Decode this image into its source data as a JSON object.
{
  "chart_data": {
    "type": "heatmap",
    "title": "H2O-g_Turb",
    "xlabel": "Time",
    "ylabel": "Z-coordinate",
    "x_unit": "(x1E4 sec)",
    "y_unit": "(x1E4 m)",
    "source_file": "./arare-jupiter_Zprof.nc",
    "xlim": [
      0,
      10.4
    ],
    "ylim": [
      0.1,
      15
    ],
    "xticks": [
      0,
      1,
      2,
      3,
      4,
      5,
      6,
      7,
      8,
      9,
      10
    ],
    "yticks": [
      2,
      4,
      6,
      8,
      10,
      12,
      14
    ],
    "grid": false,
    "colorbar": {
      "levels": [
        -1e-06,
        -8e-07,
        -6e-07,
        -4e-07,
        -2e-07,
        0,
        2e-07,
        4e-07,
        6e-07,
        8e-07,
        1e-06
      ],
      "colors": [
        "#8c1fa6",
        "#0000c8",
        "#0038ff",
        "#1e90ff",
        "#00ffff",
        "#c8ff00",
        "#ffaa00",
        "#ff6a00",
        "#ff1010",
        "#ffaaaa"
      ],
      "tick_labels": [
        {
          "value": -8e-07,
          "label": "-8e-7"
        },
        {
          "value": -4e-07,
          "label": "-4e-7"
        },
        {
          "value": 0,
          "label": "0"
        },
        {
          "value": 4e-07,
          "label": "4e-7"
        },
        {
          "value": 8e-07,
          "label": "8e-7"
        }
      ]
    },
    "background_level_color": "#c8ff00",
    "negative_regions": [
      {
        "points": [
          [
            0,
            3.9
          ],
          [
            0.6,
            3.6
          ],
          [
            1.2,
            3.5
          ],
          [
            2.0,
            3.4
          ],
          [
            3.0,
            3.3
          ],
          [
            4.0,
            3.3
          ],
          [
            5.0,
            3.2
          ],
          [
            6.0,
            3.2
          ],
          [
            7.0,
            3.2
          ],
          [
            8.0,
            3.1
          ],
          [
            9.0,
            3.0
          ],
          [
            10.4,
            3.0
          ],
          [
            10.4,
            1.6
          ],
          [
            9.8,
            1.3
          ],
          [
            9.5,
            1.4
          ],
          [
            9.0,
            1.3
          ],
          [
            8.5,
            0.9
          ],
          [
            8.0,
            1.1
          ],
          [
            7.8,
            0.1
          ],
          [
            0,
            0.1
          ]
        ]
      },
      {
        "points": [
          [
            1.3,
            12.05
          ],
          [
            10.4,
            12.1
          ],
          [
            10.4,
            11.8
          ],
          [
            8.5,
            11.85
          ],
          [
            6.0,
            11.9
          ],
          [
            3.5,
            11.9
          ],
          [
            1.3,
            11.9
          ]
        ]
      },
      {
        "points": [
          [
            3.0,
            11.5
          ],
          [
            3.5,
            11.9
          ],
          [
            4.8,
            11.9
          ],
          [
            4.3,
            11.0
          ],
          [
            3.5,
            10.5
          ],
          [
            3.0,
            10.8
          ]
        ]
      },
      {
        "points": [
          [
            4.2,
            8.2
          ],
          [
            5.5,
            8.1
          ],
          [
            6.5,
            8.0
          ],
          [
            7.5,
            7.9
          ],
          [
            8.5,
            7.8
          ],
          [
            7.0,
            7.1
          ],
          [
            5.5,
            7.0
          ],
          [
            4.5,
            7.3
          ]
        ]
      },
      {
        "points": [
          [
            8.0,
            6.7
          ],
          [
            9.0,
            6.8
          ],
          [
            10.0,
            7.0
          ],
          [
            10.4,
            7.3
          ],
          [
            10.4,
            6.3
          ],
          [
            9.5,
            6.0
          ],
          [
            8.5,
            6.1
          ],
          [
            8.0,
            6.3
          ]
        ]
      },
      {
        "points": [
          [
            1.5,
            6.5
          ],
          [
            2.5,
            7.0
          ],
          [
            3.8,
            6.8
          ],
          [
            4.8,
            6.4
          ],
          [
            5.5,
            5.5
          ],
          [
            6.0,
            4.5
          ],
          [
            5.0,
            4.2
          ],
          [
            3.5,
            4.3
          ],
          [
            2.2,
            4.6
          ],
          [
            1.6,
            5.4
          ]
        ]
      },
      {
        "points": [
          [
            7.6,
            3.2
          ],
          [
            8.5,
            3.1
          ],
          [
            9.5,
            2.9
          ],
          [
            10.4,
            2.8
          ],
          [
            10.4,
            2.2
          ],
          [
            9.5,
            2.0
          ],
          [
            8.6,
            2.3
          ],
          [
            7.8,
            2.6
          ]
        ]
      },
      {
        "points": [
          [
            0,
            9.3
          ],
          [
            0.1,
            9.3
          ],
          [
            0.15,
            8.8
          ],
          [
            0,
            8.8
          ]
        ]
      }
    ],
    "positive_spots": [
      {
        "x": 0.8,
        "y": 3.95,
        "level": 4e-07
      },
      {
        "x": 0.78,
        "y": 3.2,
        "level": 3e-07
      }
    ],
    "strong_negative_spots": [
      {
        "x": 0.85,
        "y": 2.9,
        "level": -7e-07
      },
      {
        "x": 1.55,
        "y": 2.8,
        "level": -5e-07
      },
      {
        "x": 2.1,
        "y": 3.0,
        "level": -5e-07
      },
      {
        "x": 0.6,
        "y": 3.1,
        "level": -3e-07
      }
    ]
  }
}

==================================================

Task:
What is the number of lines in the records above that include the word "value"? Reply with that number and nothing more.

Result below:
5